Figure collection entries
+++

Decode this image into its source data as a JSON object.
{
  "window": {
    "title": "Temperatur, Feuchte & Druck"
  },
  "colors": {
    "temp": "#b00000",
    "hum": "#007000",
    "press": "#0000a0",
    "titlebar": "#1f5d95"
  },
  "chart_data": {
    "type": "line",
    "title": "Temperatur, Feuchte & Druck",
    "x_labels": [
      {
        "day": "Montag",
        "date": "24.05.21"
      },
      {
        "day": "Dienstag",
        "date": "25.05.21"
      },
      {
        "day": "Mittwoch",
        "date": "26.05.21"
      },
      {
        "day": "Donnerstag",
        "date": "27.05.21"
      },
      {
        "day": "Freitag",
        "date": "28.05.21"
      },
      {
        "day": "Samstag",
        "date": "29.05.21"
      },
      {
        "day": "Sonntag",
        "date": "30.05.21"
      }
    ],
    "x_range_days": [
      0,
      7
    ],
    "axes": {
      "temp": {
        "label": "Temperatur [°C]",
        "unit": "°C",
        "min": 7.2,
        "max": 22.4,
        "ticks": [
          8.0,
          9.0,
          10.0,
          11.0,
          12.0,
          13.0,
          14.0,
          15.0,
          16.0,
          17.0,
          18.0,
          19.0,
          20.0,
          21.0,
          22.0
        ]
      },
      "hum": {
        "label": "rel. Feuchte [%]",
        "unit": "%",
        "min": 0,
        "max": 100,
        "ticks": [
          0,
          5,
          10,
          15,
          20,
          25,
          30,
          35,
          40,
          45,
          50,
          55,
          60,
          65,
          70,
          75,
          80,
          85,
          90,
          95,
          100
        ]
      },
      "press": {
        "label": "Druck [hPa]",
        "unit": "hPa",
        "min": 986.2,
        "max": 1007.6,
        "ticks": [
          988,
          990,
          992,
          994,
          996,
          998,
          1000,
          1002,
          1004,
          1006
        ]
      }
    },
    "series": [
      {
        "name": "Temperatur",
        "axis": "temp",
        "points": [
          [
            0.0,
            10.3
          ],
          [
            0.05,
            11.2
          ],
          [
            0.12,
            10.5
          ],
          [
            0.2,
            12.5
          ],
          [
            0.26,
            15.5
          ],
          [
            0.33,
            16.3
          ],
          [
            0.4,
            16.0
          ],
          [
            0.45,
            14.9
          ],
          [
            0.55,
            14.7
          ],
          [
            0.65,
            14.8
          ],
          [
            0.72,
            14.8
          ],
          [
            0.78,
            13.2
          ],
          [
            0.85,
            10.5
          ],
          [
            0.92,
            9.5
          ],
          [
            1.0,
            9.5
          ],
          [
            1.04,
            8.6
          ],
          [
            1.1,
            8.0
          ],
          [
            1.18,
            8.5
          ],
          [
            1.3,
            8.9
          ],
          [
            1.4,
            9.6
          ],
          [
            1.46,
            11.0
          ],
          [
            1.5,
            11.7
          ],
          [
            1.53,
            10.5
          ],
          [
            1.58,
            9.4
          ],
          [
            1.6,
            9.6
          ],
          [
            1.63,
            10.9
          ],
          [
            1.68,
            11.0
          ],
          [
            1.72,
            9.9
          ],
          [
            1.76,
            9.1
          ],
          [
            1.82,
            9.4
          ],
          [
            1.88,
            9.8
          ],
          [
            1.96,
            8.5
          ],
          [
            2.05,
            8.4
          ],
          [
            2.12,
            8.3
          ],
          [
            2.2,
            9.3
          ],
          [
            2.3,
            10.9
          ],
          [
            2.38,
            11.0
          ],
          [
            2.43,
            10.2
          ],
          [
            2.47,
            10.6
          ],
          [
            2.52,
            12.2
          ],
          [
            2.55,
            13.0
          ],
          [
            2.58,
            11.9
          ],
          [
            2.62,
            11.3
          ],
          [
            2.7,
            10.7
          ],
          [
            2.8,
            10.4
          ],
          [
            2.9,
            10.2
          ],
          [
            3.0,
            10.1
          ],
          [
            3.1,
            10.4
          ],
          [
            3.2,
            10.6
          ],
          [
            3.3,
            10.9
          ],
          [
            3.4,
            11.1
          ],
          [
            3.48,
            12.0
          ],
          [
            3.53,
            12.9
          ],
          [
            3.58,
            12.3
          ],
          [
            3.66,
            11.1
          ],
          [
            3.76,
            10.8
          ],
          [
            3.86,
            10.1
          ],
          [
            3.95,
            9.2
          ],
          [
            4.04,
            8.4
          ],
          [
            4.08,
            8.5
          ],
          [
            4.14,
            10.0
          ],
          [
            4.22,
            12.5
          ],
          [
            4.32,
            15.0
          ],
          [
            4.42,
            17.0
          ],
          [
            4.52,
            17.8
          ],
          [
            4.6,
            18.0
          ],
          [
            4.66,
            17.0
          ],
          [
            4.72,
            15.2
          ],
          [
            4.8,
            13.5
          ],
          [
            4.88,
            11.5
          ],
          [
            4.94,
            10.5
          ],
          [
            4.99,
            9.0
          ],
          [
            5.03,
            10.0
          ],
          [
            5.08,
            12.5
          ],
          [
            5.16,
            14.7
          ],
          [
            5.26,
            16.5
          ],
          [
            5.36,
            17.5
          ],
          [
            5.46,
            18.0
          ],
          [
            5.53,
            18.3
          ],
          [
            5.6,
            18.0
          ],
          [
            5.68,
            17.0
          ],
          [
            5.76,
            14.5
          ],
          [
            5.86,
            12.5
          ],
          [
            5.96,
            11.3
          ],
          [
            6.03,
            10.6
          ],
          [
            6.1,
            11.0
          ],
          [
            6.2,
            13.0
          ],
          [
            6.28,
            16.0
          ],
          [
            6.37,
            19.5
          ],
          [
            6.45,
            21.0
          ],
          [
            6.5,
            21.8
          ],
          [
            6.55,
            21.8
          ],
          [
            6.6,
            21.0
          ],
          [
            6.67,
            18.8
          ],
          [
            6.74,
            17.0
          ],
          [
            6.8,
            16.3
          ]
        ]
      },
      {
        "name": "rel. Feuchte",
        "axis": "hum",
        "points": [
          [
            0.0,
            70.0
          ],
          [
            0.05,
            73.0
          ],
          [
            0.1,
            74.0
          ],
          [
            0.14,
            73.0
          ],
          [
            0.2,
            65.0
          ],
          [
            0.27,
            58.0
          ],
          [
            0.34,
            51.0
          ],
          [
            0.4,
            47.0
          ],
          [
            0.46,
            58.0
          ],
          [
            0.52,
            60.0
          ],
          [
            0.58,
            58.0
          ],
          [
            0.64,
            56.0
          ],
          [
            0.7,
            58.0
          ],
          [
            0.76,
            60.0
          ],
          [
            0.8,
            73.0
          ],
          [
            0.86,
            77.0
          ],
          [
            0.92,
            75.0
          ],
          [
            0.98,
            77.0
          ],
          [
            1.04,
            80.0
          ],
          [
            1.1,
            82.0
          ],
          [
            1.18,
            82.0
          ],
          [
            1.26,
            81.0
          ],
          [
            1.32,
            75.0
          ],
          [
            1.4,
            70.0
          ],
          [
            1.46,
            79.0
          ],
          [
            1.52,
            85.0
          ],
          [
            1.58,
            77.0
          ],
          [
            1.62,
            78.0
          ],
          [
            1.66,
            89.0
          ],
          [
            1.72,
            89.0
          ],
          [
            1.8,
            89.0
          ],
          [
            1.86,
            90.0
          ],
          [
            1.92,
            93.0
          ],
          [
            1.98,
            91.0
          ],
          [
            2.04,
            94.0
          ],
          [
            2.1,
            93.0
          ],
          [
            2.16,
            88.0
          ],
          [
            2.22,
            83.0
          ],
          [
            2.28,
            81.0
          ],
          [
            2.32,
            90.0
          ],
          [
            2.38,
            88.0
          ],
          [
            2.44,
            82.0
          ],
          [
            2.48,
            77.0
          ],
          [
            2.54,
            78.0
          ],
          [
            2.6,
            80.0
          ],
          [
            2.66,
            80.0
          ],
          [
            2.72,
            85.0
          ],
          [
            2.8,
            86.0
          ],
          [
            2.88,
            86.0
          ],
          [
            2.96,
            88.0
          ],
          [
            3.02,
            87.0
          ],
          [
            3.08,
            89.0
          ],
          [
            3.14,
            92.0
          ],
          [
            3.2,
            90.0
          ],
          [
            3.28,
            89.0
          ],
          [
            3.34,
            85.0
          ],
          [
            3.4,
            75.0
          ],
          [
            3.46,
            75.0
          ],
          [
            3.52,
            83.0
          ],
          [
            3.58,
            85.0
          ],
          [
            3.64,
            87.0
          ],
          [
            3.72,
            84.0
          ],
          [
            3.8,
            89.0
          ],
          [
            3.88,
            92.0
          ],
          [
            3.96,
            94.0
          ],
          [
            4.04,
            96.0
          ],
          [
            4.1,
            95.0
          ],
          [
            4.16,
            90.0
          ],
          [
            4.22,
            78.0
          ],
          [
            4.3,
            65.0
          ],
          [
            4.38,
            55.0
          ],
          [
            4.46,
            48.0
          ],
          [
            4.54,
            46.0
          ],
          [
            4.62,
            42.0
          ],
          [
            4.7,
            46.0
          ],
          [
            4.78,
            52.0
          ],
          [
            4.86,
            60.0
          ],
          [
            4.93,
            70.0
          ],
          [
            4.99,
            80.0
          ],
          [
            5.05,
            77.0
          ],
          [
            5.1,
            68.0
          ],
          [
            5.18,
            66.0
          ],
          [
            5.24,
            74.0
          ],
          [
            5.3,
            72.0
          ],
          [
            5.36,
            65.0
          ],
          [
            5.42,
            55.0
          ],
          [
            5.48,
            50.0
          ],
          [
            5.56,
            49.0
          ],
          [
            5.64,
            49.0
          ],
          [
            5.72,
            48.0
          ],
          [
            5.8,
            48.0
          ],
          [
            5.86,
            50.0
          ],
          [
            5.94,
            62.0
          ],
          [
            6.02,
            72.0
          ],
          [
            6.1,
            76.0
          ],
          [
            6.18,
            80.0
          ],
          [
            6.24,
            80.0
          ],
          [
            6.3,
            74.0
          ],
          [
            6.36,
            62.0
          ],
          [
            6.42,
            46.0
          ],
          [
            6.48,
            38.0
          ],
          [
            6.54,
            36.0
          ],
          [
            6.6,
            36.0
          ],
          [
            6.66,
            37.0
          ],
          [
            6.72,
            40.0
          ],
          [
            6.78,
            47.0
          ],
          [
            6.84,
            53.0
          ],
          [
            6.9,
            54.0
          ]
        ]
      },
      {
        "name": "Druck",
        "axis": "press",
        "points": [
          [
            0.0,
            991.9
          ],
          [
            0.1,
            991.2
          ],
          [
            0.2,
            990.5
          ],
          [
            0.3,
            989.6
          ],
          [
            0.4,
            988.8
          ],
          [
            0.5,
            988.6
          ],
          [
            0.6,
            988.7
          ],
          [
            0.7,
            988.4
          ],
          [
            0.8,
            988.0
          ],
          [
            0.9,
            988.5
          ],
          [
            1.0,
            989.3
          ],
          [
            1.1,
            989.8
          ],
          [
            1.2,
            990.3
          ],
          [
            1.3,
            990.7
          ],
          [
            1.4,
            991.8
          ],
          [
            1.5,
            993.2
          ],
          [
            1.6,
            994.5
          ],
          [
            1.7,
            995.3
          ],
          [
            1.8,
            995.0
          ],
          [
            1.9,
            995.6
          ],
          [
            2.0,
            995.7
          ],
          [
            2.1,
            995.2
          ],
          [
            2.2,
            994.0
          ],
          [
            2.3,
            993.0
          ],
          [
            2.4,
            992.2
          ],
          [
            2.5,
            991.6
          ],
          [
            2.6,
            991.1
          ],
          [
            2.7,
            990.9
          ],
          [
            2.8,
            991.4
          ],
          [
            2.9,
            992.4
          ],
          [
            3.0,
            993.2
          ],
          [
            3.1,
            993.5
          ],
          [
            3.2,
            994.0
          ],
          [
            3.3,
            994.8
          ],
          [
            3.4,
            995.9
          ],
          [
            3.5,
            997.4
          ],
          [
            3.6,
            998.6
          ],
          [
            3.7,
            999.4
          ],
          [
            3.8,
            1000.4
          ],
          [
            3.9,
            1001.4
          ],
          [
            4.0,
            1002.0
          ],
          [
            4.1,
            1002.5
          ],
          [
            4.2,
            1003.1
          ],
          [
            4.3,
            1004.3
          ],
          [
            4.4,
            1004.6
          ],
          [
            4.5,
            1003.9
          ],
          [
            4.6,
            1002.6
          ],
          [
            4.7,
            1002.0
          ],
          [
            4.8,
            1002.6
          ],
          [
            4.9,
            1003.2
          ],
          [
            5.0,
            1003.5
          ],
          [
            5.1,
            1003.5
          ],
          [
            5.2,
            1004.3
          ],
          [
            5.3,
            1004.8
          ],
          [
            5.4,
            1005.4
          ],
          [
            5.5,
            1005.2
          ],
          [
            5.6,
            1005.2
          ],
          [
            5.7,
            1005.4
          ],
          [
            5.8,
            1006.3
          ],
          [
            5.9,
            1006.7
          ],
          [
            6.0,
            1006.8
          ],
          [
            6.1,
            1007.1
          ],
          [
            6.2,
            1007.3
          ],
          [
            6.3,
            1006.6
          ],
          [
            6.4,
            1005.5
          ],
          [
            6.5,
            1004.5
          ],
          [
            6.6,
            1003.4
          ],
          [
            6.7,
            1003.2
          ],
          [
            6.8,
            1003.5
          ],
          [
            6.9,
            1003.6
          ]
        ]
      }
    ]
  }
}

+++

WHAT THE TASK ASKS:
Pick out the lines that have the word "Temperatur". Copy them all.

THE REPLY:
    "title": "Temperatur, Feuchte & Druck"
    "title": "Temperatur, Feuchte & Druck",
        "label": "Temperatur [°C]",
        "name": "Temperatur",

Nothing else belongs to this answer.